***** Extrait du document

Une promesse vieille d’un an : venir nous faire un Cacciucco tout pour nous, la fameuse soupe de poissons de Livourne qui n’a rien à voir avec la bouillabaisse. Laura a tenu promesse, arrivant ce matin avec sa grosse marmite, les cinq sortes de poissons, tous les ingrédients nécessaires et les deux heures à préparer – en nous l’expliquant – ce monument de la cuisine méditerranéenne que nous avons ensuite dégusté en famille.
Un plat simple mais qui demande du temps, et qu’on ne peut trouver de la même façon dans un restaurant, c’est une évidence que nous avons découverte en suivant la lente élaboration du plat. Un plat d’autant plus simple qu’il faisait à l’origine partie des plats de cuisine toscane « pauvre », préparés par les pêcheurs avec les restes de la pêche après la vente du poisson.
Et d’abord, les ingrédients frais, venus du marché : un poisson genre rascasse, un poulpe ou autre (pieuvre, seiche), des coquillages (coques, moules ou patelles), des crevettes ou autre crustacé, une tête de poisson (c’était un saumon), d’autres poissons si disponibles (rougets), des légumes (oignon, ail, carottes, céleri), des tomates pelées (tomates olives de préférence car neutres au goût), un verre de vin rouge, deux à trois piments rouges (peperoncino), des feuilles de laurier…
Il faut commencer par préparer les éléments du court-bouillon en épluchant les crevettes, en préparant les têtes, nageoires, arrêtes et queue de poisson. Dans une grande casserole, on commence donc par faire chauffer l’huile avec le peperoncino, deux gousses d’ail écrasé (d’un coup sec avec tout objet un peu lourd), le laurier, les carottes et le céleri coupés en bâtonnets. Une fois les légumes légèrement revenus, on ajoute la tête de poisson, les carapaces et têtes de crevettes, puis un litre d’eau et on laisse cuire à feu doux.

**********
***** Données enregistrées

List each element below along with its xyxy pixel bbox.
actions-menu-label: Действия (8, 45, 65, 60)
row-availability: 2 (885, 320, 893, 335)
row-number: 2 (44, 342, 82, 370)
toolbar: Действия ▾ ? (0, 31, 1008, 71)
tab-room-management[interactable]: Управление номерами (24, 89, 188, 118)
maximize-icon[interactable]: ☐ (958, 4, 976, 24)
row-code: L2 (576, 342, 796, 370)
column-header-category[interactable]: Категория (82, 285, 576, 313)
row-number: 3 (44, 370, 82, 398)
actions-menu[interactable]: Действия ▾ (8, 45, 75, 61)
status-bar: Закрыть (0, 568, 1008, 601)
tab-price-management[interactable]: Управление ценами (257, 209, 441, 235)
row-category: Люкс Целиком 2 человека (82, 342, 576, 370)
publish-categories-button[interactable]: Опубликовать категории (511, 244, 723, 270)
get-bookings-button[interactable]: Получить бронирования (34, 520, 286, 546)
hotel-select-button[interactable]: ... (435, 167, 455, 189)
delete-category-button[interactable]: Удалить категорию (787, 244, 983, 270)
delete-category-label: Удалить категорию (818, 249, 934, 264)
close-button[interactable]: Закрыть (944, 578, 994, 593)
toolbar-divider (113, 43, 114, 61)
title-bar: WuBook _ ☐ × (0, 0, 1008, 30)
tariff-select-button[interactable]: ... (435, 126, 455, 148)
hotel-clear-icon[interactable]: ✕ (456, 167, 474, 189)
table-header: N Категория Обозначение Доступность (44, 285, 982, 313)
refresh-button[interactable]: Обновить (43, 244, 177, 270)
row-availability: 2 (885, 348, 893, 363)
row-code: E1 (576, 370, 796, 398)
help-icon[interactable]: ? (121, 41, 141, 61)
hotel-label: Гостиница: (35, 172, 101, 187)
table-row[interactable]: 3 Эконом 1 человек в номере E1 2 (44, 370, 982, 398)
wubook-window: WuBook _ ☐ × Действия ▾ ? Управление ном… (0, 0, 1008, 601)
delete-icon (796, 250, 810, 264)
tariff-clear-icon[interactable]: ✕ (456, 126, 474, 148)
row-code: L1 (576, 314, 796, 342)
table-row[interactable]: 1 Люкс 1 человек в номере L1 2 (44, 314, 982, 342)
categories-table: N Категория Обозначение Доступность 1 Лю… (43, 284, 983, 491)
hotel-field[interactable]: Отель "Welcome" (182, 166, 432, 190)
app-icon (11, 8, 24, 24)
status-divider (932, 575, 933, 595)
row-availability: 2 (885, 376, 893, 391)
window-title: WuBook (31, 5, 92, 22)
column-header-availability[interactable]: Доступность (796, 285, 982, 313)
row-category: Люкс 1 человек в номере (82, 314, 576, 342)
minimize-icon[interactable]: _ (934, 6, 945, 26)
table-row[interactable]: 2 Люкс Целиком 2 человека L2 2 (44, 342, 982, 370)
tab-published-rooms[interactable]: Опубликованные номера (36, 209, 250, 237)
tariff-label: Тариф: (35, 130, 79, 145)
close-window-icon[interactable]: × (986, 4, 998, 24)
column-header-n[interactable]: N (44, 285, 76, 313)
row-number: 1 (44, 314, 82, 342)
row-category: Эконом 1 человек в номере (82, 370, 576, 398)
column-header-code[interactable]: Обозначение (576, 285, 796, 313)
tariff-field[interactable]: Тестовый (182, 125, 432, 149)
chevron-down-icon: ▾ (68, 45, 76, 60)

**********
***** Données enregistrées

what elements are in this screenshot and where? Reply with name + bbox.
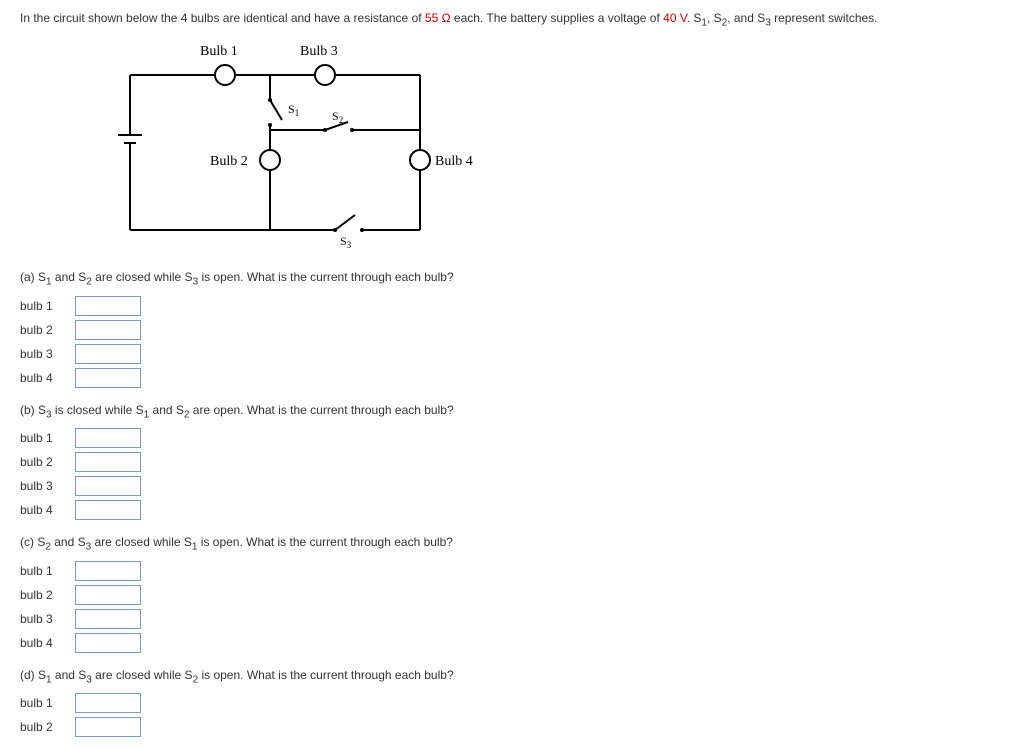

**********
***** Données enregistrées

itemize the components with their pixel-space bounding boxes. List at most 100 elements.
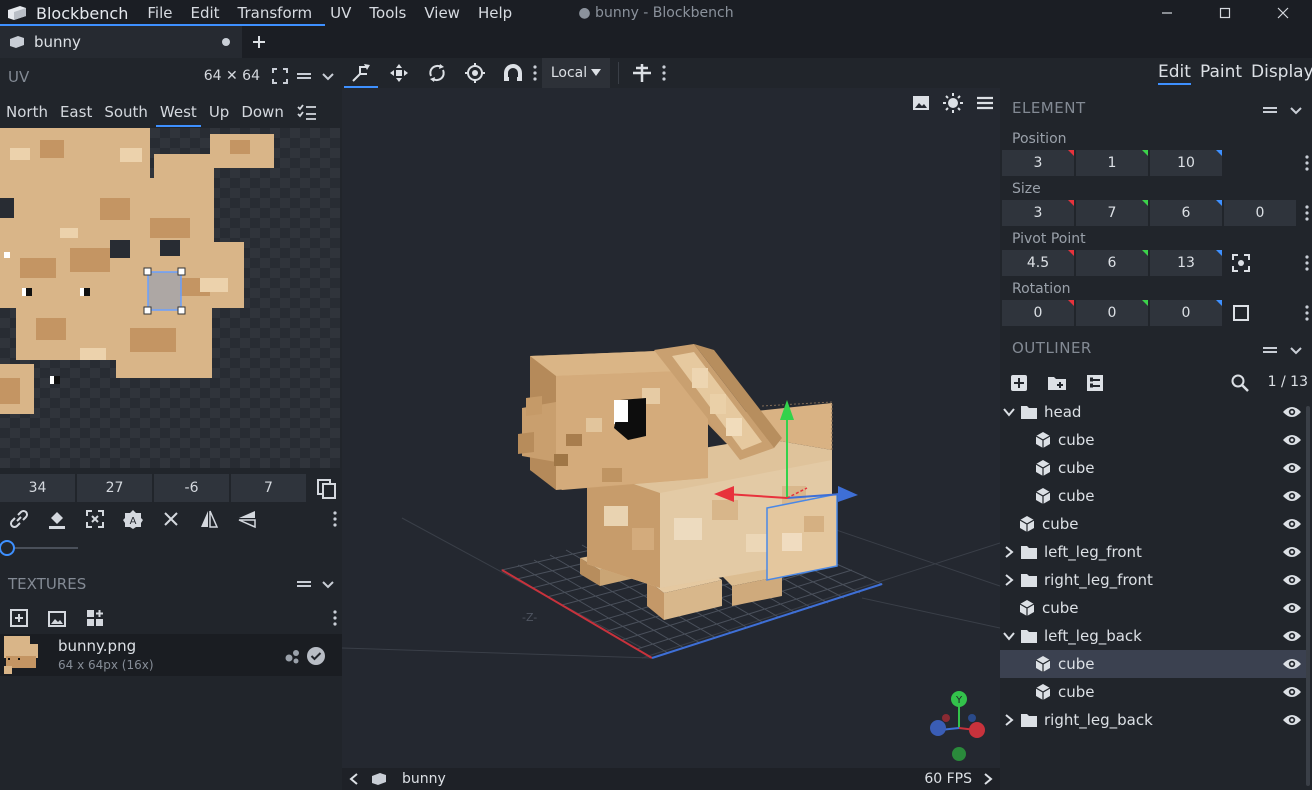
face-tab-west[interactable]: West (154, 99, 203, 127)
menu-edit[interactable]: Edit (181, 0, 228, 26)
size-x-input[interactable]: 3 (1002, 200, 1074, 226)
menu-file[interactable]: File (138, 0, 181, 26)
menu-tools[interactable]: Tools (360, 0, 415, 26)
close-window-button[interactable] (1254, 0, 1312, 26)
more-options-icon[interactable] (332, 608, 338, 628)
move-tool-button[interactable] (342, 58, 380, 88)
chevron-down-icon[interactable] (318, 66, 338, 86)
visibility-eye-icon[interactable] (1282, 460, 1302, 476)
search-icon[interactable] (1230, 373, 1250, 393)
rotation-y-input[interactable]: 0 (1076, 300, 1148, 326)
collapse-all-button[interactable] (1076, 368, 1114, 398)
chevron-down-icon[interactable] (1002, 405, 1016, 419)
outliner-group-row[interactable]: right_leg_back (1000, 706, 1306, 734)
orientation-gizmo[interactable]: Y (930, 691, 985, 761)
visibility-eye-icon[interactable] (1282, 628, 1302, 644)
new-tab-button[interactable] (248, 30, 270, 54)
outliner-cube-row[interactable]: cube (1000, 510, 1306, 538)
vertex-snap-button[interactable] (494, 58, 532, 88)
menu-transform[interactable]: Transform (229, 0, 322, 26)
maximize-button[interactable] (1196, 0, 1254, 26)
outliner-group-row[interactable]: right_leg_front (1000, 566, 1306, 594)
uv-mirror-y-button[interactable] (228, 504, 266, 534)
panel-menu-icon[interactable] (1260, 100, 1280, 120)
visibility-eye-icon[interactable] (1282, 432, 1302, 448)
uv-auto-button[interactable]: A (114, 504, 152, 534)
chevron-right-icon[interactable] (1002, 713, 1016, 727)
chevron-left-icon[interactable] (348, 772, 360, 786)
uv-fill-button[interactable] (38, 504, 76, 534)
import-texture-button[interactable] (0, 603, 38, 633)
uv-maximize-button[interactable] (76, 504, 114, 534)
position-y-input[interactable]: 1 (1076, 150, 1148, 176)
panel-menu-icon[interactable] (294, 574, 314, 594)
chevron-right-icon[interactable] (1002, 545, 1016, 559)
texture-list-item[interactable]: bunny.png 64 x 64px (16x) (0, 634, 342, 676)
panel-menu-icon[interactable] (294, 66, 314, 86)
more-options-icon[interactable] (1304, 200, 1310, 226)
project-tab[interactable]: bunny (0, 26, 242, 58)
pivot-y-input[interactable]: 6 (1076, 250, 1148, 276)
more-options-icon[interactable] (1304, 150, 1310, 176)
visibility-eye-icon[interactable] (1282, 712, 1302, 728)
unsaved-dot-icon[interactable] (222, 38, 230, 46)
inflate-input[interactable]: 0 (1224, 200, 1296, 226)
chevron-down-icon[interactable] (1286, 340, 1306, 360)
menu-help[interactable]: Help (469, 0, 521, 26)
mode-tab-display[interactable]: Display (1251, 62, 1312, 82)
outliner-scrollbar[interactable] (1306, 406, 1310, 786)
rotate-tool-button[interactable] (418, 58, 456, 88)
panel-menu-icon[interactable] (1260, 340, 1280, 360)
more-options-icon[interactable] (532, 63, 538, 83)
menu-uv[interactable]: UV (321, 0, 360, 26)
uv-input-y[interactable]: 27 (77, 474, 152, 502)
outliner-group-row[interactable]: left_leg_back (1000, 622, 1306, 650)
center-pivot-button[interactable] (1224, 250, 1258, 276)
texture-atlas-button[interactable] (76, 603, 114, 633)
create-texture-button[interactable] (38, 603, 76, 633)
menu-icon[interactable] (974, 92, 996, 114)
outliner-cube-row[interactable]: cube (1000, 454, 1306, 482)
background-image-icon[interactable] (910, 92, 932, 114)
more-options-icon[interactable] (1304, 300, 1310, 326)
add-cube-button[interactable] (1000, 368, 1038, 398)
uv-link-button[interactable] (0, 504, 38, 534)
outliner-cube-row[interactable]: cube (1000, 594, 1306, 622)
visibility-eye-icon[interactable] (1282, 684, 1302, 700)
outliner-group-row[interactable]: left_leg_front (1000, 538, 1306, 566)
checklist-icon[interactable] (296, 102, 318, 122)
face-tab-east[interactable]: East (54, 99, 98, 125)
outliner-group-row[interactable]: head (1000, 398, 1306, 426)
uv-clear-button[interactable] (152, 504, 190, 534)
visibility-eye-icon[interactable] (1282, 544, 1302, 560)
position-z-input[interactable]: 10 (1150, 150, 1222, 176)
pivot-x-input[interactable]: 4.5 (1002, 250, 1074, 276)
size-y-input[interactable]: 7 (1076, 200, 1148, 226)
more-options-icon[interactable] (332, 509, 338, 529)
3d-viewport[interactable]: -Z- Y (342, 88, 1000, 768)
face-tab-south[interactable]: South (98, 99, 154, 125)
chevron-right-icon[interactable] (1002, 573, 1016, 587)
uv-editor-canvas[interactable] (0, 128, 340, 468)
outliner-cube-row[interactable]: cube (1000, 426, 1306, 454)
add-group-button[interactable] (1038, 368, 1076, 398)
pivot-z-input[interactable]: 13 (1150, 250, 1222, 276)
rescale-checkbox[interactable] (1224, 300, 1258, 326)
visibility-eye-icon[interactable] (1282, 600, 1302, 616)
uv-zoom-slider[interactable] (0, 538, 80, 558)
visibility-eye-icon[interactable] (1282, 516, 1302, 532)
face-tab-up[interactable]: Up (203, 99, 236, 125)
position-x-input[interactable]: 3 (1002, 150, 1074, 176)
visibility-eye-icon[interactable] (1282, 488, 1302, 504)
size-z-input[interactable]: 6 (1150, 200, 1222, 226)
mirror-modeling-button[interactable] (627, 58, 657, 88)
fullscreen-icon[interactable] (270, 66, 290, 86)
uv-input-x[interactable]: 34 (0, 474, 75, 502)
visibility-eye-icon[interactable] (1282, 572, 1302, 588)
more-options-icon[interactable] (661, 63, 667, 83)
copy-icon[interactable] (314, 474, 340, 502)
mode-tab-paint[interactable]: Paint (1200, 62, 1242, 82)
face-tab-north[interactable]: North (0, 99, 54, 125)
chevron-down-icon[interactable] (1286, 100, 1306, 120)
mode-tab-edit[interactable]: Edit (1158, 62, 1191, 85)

**********

Selon le texte sur le cacciucco, qui préparait ce plat à l'origine, et avec quoi ? Les lignes forment un matériau à part, indépendant du texte sur le cacciucco.

## Corrigé
Les pêcheurs le préparaient avec les restes de la pêche, après la vente du poisson.